## SHORT PROBLEM
Repeat each line word for word.

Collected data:

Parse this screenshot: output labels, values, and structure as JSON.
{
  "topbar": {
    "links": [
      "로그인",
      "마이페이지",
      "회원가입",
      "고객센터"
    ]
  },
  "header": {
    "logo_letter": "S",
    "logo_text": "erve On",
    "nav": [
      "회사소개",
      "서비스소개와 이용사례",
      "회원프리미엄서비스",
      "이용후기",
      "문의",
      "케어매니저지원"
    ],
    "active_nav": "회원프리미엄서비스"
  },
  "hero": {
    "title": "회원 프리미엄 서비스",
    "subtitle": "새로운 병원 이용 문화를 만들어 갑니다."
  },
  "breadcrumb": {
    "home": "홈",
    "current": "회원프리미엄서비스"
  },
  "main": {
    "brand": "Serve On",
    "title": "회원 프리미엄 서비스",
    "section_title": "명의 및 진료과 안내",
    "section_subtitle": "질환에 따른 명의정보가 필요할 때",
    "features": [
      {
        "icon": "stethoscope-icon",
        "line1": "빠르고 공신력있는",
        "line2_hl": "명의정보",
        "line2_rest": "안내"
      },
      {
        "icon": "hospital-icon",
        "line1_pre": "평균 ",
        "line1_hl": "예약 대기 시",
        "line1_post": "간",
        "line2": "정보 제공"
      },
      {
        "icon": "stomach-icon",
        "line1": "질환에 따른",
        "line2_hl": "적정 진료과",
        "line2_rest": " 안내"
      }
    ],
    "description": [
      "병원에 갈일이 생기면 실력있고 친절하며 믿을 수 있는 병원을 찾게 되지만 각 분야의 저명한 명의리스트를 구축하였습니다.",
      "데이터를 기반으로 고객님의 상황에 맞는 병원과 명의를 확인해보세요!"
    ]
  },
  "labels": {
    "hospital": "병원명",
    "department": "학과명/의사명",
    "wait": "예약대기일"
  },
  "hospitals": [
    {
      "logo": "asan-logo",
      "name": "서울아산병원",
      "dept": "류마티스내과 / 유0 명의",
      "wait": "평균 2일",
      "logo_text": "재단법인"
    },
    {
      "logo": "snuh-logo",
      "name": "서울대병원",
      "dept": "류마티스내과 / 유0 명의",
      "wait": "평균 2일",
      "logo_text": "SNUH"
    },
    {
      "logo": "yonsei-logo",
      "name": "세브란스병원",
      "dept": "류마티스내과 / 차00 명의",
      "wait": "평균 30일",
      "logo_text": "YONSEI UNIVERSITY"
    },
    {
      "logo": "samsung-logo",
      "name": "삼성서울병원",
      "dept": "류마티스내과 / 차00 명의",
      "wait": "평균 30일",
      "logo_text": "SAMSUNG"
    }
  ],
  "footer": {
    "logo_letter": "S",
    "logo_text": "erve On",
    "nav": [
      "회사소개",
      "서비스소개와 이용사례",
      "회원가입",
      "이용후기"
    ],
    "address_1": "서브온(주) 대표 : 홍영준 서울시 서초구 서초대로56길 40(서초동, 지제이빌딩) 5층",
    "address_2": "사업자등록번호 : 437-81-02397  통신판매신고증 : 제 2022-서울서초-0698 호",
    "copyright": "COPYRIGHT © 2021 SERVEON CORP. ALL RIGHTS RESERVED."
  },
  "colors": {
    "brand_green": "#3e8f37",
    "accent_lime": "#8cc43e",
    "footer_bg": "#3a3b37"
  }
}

## TASK ANSWER
Parse this screenshot: output labels, values, and structure as JSON.
{
  "topbar": {
    "links": [
      "로그인",
      "마이페이지",
      "회원가입",
      "고객센터"
    ]
  },
  "header": {
    "logo_letter": "S",
    "logo_text": "erve On",
    "nav": [
      "회사소개",
      "서비스소개와 이용사례",
      "회원프리미엄서비스",
      "이용후기",
      "문의",
      "케어매니저지원"
    ],
    "active_nav": "회원프리미엄서비스"
  },
  "hero": {
    "title": "회원 프리미엄 서비스",
    "subtitle": "새로운 병원 이용 문화를 만들어 갑니다."
  },
  "breadcrumb": {
    "home": "홈",
    "current": "회원프리미엄서비스"
  },
  "main": {
    "brand": "Serve On",
    "title": "회원 프리미엄 서비스",
    "section_title": "명의 및 진료과 안내",
    "section_subtitle": "질환에 따른 명의정보가 필요할 때",
    "features": [
      {
        "icon": "stethoscope-icon",
        "line1": "빠르고 공신력있는",
        "line2_hl": "명의정보",
        "line2_rest": "안내"
      },
      {
        "icon": "hospital-icon",
        "line1_pre": "평균 ",
        "line1_hl": "예약 대기 시",
        "line1_post": "간",
        "line2": "정보 제공"
      },
      {
        "icon": "stomach-icon",
        "line1": "질환에 따른",
        "line2_hl": "적정 진료과",
        "line2_rest": " 안내"
      }
    ],
    "description": [
      "병원에 갈일이 생기면 실력있고 친절하며 믿을 수 있는 병원을 찾게 되지만 각 분야의 저명한 명의리스트를 구축하였습니다.",
      "데이터를 기반으로 고객님의 상황에 맞는 병원과 명의를 확인해보세요!"
    ]
  },
  "labels": {
    "hospital": "병원명",
    "department": "학과명/의사명",
    "wait": "예약대기일"
  },
  "hospitals": [
    {
      "logo": "asan-logo",
      "name": "서울아산병원",
      "dept": "류마티스내과 / 유0 명의",
      "wait": "평균 2일",
      "logo_text": "재단법인"
    },
    {
      "logo": "snuh-logo",
      "name": "서울대병원",
      "dept": "류마티스내과 / 유0 명의",
      "wait": "평균 2일",
      "logo_text": "SNUH"
    },
    {
      "logo": "yonsei-logo",
      "name": "세브란스병원",
      "dept": "류마티스내과 / 차00 명의",
      "wait": "평균 30일",
      "logo_text": "YONSEI UNIVERSITY"
    },
    {
      "logo": "samsung-logo",
      "name": "삼성서울병원",
      "dept": "류마티스내과 / 차00 명의",
      "wait": "평균 30일",
      "logo_text": "SAMSUNG"
    }
  ],
  "footer": {
    "logo_letter": "S",
    "logo_text": "erve On",
    "nav": [
      "회사소개",
      "서비스소개와 이용사례",
      "회원가입",
      "이용후기"
    ],
    "address_1": "서브온(주) 대표 : 홍영준 서울시 서초구 서초대로56길 40(서초동, 지제이빌딩) 5층",
    "address_2": "사업자등록번호 : 437-81-02397  통신판매신고증 : 제 2022-서울서초-0698 호",
    "copyright": "COPYRIGHT © 2021 SERVEON CORP. ALL RIGHTS RESERVED."
  },
  "colors": {
    "brand_green": "#3e8f37",
    "accent_lime": "#8cc43e",
    "footer_bg": "#3a3b37"
  }
}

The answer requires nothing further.